-- Listed entries start --

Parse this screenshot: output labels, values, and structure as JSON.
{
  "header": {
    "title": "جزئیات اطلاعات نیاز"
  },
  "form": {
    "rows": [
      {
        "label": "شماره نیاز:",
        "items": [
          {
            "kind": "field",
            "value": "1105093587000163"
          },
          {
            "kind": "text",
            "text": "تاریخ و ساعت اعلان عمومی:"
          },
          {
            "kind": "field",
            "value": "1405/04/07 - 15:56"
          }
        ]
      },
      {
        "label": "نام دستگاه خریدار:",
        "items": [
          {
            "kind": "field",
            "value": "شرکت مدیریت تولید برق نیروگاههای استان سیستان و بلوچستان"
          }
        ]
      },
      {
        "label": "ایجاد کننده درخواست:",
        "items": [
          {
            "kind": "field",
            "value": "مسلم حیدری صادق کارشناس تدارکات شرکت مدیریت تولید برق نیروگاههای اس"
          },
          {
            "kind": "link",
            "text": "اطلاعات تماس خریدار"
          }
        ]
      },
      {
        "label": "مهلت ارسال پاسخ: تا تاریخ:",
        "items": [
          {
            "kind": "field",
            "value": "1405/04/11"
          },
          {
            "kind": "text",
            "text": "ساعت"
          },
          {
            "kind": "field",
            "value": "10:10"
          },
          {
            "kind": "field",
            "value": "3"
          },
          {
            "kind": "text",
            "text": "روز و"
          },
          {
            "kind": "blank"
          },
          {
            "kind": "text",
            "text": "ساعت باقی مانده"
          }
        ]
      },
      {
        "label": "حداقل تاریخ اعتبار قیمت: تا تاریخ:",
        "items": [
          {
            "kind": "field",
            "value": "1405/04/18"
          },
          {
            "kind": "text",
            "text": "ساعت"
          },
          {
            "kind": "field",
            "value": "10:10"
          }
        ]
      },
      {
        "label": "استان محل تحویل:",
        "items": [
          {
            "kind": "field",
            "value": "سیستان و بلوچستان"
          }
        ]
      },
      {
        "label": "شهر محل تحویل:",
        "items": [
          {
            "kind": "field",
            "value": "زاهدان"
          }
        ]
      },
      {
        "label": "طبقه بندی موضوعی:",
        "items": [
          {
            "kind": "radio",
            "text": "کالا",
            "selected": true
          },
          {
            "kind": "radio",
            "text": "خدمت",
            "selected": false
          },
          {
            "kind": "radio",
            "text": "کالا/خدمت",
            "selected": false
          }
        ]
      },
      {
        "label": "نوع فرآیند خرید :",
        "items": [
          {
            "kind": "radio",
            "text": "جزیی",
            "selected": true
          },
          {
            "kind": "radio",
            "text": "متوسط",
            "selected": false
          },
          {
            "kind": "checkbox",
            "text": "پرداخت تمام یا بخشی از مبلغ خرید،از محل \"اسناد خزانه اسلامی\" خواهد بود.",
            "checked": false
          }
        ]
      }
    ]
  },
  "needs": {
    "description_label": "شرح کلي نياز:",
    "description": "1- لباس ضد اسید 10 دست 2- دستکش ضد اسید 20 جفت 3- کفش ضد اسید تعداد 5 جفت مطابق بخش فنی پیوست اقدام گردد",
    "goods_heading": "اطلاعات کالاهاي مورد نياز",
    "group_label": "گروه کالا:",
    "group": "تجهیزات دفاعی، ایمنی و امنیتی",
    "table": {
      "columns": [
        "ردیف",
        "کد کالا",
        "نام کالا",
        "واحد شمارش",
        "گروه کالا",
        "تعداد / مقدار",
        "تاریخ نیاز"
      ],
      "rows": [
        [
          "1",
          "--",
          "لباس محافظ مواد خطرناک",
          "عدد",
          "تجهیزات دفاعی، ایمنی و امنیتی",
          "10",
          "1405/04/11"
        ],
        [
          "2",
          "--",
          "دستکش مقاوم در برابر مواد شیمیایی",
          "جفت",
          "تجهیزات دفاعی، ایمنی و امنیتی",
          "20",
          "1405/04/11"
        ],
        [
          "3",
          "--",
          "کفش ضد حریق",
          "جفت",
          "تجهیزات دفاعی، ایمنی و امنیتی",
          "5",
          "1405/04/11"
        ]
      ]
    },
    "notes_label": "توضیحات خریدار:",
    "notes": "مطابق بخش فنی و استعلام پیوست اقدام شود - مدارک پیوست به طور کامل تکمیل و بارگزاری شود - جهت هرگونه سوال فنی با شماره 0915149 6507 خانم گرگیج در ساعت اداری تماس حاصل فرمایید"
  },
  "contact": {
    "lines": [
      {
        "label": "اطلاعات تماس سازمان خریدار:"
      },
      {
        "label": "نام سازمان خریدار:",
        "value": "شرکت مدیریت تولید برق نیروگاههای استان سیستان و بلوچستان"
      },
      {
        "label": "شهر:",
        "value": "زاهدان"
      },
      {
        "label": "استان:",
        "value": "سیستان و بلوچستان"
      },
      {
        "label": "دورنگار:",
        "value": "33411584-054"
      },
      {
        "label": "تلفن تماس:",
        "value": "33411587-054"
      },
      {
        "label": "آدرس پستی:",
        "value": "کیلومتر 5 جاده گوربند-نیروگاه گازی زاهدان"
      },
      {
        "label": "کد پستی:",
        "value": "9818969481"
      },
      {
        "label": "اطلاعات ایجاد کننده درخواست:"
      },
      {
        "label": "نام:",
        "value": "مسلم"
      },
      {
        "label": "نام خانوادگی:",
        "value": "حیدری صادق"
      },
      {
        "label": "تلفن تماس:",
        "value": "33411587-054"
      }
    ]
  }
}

-- Listed entries end --

▸ **Problem statement**
Copy out every line of the data above, exactly as given.

▸ **Response to the exercise**
Parse this screenshot: output labels, values, and structure as JSON.
{
  "header": {
    "title": "جزئیات اطلاعات نیاز"
  },
  "form": {
    "rows": [
      {
        "label": "شماره نیاز:",
        "items": [
          {
            "kind": "field",
            "value": "1105093587000163"
          },
          {
            "kind": "text",
            "text": "تاریخ و ساعت اعلان عمومی:"
          },
          {
            "kind": "field",
            "value": "1405/04/07 - 15:56"
          }
        ]
      },
      {
        "label": "نام دستگاه خریدار:",
        "items": [
          {
            "kind": "field",
            "value": "شرکت مدیریت تولید برق نیروگاههای استان سیستان و بلوچستان"
          }
        ]
      },
      {
        "label": "ایجاد کننده درخواست:",
        "items": [
          {
            "kind": "field",
            "value": "مسلم حیدری صادق کارشناس تدارکات شرکت مدیریت تولید برق نیروگاههای اس"
          },
          {
            "kind": "link",
            "text": "اطلاعات تماس خریدار"
          }
        ]
      },
      {
        "label": "مهلت ارسال پاسخ: تا تاریخ:",
        "items": [
          {
            "kind": "field",
            "value": "1405/04/11"
          },
          {
            "kind": "text",
            "text": "ساعت"
          },
          {
            "kind": "field",
            "value": "10:10"
          },
          {
            "kind": "field",
            "value": "3"
          },
          {
            "kind": "text",
            "text": "روز و"
          },
          {
            "kind": "blank"
          },
          {
            "kind": "text",
            "text": "ساعت باقی مانده"
          }
        ]
      },
      {
        "label": "حداقل تاریخ اعتبار قیمت: تا تاریخ:",
        "items": [
          {
            "kind": "field",
            "value": "1405/04/18"
          },
          {
            "kind": "text",
            "text": "ساعت"
          },
          {
            "kind": "field",
            "value": "10:10"
          }
        ]
      },
      {
        "label": "استان محل تحویل:",
        "items": [
          {
            "kind": "field",
            "value": "سیستان و بلوچستان"
          }
        ]
      },
      {
        "label": "شهر محل تحویل:",
        "items": [
          {
            "kind": "field",
            "value": "زاهدان"
          }
        ]
      },
      {
        "label": "طبقه بندی موضوعی:",
        "items": [
          {
            "kind": "radio",
            "text": "کالا",
            "selected": true
          },
          {
            "kind": "radio",
            "text": "خدمت",
            "selected": false
          },
          {
            "kind": "radio",
            "text": "کالا/خدمت",
            "selected": false
          }
        ]
      },
      {
        "label": "نوع فرآیند خرید :",
        "items": [
          {
            "kind": "radio",
            "text": "جزیی",
            "selected": true
          },
          {
            "kind": "radio",
            "text": "متوسط",
            "selected": false
          },
          {
            "kind": "checkbox",
            "text": "پرداخت تمام یا بخشی از مبلغ خرید،از محل \"اسناد خزانه اسلامی\" خواهد بود.",
            "checked": false
          }
        ]
      }
    ]
  },
  "needs": {
    "description_label": "شرح کلي نياز:",
    "description": "1- لباس ضد اسید 10 دست 2- دستکش ضد اسید 20 جفت 3- کفش ضد اسید تعداد 5 جفت مطابق بخش فنی پیوست اقدام گردد",
    "goods_heading": "اطلاعات کالاهاي مورد نياز",
    "group_label": "گروه کالا:",
    "group": "تجهیزات دفاعی، ایمنی و امنیتی",
    "table": {
      "columns": [
        "ردیف",
        "کد کالا",
        "نام کالا",
        "واحد شمارش",
        "گروه کالا",
        "تعداد / مقدار",
        "تاریخ نیاز"
      ],
      "rows": [
        [
          "1",
          "--",
          "لباس محافظ مواد خطرناک",
          "عدد",
          "تجهیزات دفاعی، ایمنی و امنیتی",
          "10",
          "1405/04/11"
        ],
        [
          "2",
          "--",
          "دستکش مقاوم در برابر مواد شیمیایی",
          "جفت",
          "تجهیزات دفاعی، ایمنی و امنیتی",
          "20",
          "1405/04/11"
        ],
        [
          "3",
          "--",
          "کفش ضد حریق",
          "جفت",
          "تجهیزات دفاعی، ایمنی و امنیتی",
          "5",
          "1405/04/11"
        ]
      ]
    },
    "notes_label": "توضیحات خریدار:",
    "notes": "مطابق بخش فنی و استعلام پیوست اقدام شود - مدارک پیوست به طور کامل تکمیل و بارگزاری شود - جهت هرگونه سوال فنی با شماره 0915149 6507 خانم گرگیج در ساعت اداری تماس حاصل فرمایید"
  },
  "contact": {
    "lines": [
      {
        "label": "اطلاعات تماس سازمان خریدار:"
      },
      {
        "label": "نام سازمان خریدار:",
        "value": "شرکت مدیریت تولید برق نیروگاههای استان سیستان و بلوچستان"
      },
      {
        "label": "شهر:",
        "value": "زاهدان"
      },
      {
        "label": "استان:",
        "value": "سیستان و بلوچستان"
      },
      {
        "label": "دورنگار:",
        "value": "33411584-054"
      },
      {
        "label": "تلفن تماس:",
        "value": "33411587-054"
      },
      {
        "label": "آدرس پستی:",
        "value": "کیلومتر 5 جاده گوربند-نیروگاه گازی زاهدان"
      },
      {
        "label": "کد پستی:",
        "value": "9818969481"
      },
      {
        "label": "اطلاعات ایجاد کننده درخواست:"
      },
      {
        "label": "نام:",
        "value": "مسلم"
      },
      {
        "label": "نام خانوادگی:",
        "value": "حیدری صادق"
      },
      {
        "label": "تلفن تماس:",
        "value": "33411587-054"
      }
    ]
  }
}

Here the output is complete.